GOAL | Every line of the records below should be restated exactly.

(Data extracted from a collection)
%%

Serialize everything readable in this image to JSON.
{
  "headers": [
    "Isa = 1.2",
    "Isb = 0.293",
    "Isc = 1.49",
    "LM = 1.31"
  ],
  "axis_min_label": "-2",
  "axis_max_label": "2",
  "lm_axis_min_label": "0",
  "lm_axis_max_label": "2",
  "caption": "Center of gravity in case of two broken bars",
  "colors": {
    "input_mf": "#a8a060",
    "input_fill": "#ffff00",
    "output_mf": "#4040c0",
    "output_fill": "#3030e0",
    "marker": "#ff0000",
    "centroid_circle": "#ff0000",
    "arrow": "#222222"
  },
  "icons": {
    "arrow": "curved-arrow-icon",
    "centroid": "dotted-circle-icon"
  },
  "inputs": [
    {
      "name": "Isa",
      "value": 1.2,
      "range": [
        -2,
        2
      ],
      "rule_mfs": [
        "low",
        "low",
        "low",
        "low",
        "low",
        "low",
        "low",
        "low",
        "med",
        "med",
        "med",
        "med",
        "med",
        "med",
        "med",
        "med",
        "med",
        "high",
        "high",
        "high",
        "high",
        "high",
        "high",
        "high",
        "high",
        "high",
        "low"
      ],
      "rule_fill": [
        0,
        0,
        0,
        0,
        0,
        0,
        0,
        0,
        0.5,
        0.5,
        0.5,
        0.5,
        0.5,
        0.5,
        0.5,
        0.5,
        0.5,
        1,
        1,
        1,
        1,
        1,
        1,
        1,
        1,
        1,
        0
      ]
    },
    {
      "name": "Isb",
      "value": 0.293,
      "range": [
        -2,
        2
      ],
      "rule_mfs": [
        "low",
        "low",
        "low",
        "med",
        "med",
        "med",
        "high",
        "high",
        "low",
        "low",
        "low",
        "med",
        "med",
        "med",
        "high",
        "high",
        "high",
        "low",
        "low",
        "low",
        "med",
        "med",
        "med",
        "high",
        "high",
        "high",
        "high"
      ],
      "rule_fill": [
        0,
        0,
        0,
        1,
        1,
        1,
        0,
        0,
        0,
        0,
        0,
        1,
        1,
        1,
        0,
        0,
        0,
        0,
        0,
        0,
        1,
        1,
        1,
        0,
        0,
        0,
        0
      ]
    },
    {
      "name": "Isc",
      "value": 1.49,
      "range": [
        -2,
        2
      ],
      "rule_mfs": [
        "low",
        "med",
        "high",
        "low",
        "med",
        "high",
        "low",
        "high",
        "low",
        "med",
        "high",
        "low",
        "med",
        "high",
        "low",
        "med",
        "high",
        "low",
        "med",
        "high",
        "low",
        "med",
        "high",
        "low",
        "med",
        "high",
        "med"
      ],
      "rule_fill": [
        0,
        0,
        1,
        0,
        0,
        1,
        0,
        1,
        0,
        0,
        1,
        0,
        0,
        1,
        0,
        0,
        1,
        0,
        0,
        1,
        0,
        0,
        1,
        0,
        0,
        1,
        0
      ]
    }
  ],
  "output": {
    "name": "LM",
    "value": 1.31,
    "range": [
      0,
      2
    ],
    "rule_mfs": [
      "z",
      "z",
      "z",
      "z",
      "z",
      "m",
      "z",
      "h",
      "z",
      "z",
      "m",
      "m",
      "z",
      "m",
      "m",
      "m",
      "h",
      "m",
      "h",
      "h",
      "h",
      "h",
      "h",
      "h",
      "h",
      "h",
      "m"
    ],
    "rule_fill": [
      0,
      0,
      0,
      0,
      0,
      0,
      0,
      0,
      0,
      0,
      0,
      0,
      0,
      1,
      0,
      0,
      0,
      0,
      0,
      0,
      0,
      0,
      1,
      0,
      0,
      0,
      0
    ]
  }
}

%%

EXERCISE SOLUTION |
Serialize everything readable in this image to JSON.
{
  "headers": [
    "Isa = 1.2",
    "Isb = 0.293",
    "Isc = 1.49",
    "LM = 1.31"
  ],
  "axis_min_label": "-2",
  "axis_max_label": "2",
  "lm_axis_min_label": "0",
  "lm_axis_max_label": "2",
  "caption": "Center of gravity in case of two broken bars",
  "colors": {
    "input_mf": "#a8a060",
    "input_fill": "#ffff00",
    "output_mf": "#4040c0",
    "output_fill": "#3030e0",
    "marker": "#ff0000",
    "centroid_circle": "#ff0000",
    "arrow": "#222222"
  },
  "icons": {
    "arrow": "curved-arrow-icon",
    "centroid": "dotted-circle-icon"
  },
  "inputs": [
    {
      "name": "Isa",
      "value": 1.2,
      "range": [
        -2,
        2
      ],
      "rule_mfs": [
        "low",
        "low",
        "low",
        "low",
        "low",
        "low",
        "low",
        "low",
        "med",
        "med",
        "med",
        "med",
        "med",
        "med",
        "med",
        "med",
        "med",
        "high",
        "high",
        "high",
        "high",
        "high",
        "high",
        "high",
        "high",
        "high",
        "low"
      ],
      "rule_fill": [
        0,
        0,
        0,
        0,
        0,
        0,
        0,
        0,
        0.5,
        0.5,
        0.5,
        0.5,
        0.5,
        0.5,
        0.5,
        0.5,
        0.5,
        1,
        1,
        1,
        1,
        1,
        1,
        1,
        1,
        1,
        0
      ]
    },
    {
      "name": "Isb",
      "value": 0.293,
      "range": [
        -2,
        2
      ],
      "rule_mfs": [
        "low",
        "low",
        "low",
        "med",
        "med",
        "med",
        "high",
        "high",
        "low",
        "low",
        "low",
        "med",
        "med",
        "med",
        "high",
        "high",
        "high",
        "low",
        "low",
        "low",
        "med",
        "med",
        "med",
        "high",
        "high",
        "high",
        "high"
      ],
      "rule_fill": [
        0,
        0,
        0,
        1,
        1,
        1,
        0,
        0,
        0,
        0,
        0,
        1,
        1,
        1,
        0,
        0,
        0,
        0,
        0,
        0,
        1,
        1,
        1,
        0,
        0,
        0,
        0
      ]
    },
    {
      "name": "Isc",
      "value": 1.49,
      "range": [
        -2,
        2
      ],
      "rule_mfs": [
        "low",
        "med",
        "high",
        "low",
        "med",
        "high",
        "low",
        "high",
        "low",
        "med",
        "high",
        "low",
        "med",
        "high",
        "low",
        "med",
        "high",
        "low",
        "med",
        "high",
        "low",
        "med",
        "high",
        "low",
        "med",
        "high",
        "med"
      ],
      "rule_fill": [
        0,
        0,
        1,
        0,
        0,
        1,
        0,
        1,
        0,
        0,
        1,
        0,
        0,
        1,
        0,
        0,
        1,
        0,
        0,
        1,
        0,
        0,
        1,
        0,
        0,
        1,
        0
      ]
    }
  ],
  "output": {
    "name": "LM",
    "value": 1.31,
    "range": [
      0,
      2
    ],
    "rule_mfs": [
      "z",
      "z",
      "z",
      "z",
      "z",
      "m",
      "z",
      "h",
      "z",
      "z",
      "m",
      "m",
      "z",
      "m",
      "m",
      "m",
      "h",
      "m",
      "h",
      "h",
      "h",
      "h",
      "h",
      "h",
      "h",
      "h",
      "m"
    ],
    "rule_fill": [
      0,
      0,
      0,
      0,
      0,
      0,
      0,
      0,
      0,
      0,
      0,
      0,
      0,
      1,
      0,
      0,
      0,
      0,
      0,
      0,
      0,
      0,
      1,
      0,
      0,
      0,
      0
    ]
  }
}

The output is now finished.